● WORK TO COMPLETE: Each entry below must be repeated word for word.
-- begin RECORDS FOR THE TASK --
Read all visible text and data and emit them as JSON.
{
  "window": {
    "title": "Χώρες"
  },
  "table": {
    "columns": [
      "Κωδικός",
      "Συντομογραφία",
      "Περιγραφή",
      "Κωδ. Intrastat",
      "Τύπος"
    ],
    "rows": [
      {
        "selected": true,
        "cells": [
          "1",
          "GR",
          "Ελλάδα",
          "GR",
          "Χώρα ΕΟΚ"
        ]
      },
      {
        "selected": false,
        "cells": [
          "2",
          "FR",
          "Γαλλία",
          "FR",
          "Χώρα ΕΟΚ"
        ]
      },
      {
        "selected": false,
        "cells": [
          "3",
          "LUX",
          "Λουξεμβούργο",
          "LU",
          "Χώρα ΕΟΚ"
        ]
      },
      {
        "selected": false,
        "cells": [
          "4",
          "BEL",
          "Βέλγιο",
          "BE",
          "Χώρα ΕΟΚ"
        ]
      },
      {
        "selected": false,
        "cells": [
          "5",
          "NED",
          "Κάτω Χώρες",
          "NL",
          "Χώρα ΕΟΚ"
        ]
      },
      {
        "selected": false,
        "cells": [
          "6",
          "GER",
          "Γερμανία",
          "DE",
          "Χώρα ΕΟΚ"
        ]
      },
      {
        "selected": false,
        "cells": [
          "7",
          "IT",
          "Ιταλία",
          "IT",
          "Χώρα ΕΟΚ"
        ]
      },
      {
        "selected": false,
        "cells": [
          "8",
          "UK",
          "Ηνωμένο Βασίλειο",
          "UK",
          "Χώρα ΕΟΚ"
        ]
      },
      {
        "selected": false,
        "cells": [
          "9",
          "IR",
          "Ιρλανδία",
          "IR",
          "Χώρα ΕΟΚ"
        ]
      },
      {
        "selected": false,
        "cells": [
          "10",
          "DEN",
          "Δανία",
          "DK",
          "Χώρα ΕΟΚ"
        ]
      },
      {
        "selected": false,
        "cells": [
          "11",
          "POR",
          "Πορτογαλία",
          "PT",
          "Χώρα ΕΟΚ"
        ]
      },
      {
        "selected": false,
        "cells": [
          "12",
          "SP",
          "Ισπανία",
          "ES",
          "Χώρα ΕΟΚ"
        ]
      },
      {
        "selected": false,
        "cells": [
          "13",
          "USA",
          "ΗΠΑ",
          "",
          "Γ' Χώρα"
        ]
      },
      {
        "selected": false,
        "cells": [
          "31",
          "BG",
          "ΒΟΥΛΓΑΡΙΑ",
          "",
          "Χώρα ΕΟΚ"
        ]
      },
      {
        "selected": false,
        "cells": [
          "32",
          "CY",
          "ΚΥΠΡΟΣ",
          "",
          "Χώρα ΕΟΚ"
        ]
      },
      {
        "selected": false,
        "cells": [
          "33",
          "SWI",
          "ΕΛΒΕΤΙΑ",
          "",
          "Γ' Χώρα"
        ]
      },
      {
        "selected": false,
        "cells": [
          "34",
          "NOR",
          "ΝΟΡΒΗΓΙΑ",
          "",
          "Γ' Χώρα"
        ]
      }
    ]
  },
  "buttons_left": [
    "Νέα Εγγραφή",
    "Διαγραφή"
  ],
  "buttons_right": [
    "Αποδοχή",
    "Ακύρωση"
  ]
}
-- end RECORDS FOR THE TASK --
● RESPONSE TO THE EXERCISE:
Read all visible text and data and emit them as JSON.
{
  "window": {
    "title": "Χώρες"
  },
  "table": {
    "columns": [
      "Κωδικός",
      "Συντομογραφία",
      "Περιγραφή",
      "Κωδ. Intrastat",
      "Τύπος"
    ],
    "rows": [
      {
        "selected": true,
        "cells": [
          "1",
          "GR",
          "Ελλάδα",
          "GR",
          "Χώρα ΕΟΚ"
        ]
      },
      {
        "selected": false,
        "cells": [
          "2",
          "FR",
          "Γαλλία",
          "FR",
          "Χώρα ΕΟΚ"
        ]
      },
      {
        "selected": false,
        "cells": [
          "3",
          "LUX",
          "Λουξεμβούργο",
          "LU",
          "Χώρα ΕΟΚ"
        ]
      },
      {
        "selected": false,
        "cells": [
          "4",
          "BEL",
          "Βέλγιο",
          "BE",
          "Χώρα ΕΟΚ"
        ]
      },
      {
        "selected": false,
        "cells": [
          "5",
          "NED",
          "Κάτω Χώρες",
          "NL",
          "Χώρα ΕΟΚ"
        ]
      },
      {
        "selected": false,
        "cells": [
          "6",
          "GER",
          "Γερμανία",
          "DE",
          "Χώρα ΕΟΚ"
        ]
      },
      {
        "selected": false,
        "cells": [
          "7",
          "IT",
          "Ιταλία",
          "IT",
          "Χώρα ΕΟΚ"
        ]
      },
      {
        "selected": false,
        "cells": [
          "8",
          "UK",
          "Ηνωμένο Βασίλειο",
          "UK",
          "Χώρα ΕΟΚ"
        ]
      },
      {
        "selected": false,
        "cells": [
          "9",
          "IR",
          "Ιρλανδία",
          "IR",
          "Χώρα ΕΟΚ"
        ]
      },
      {
        "selected": false,
        "cells": [
          "10",
          "DEN",
          "Δανία",
          "DK",
          "Χώρα ΕΟΚ"
        ]
      },
      {
        "selected": false,
        "cells": [
          "11",
          "POR",
          "Πορτογαλία",
          "PT",
          "Χώρα ΕΟΚ"
        ]
      },
      {
        "selected": false,
        "cells": [
          "12",
          "SP",
          "Ισπανία",
          "ES",
          "Χώρα ΕΟΚ"
        ]
      },
      {
        "selected": false,
        "cells": [
          "13",
          "USA",
          "ΗΠΑ",
          "",
          "Γ' Χώρα"
        ]
      },
      {
        "selected": false,
        "cells": [
          "31",
          "BG",
          "ΒΟΥΛΓΑΡΙΑ",
          "",
          "Χώρα ΕΟΚ"
        ]
      },
      {
        "selected": false,
        "cells": [
          "32",
          "CY",
          "ΚΥΠΡΟΣ",
          "",
          "Χώρα ΕΟΚ"
        ]
      },
      {
        "selected": false,
        "cells": [
          "33",
          "SWI",
          "ΕΛΒΕΤΙΑ",
          "",
          "Γ' Χώρα"
        ]
      },
      {
        "selected": false,
        "cells": [
          "34",
          "NOR",
          "ΝΟΡΒΗΓΙΑ",
          "",
          "Γ' Χώρα"
        ]
      }
    ]
  },
  "buttons_left": [
    "Νέα Εγγραφή",
    "Διαγραφή"
  ],
  "buttons_right": [
    "Αποδοχή",
    "Ακύρωση"
  ]
}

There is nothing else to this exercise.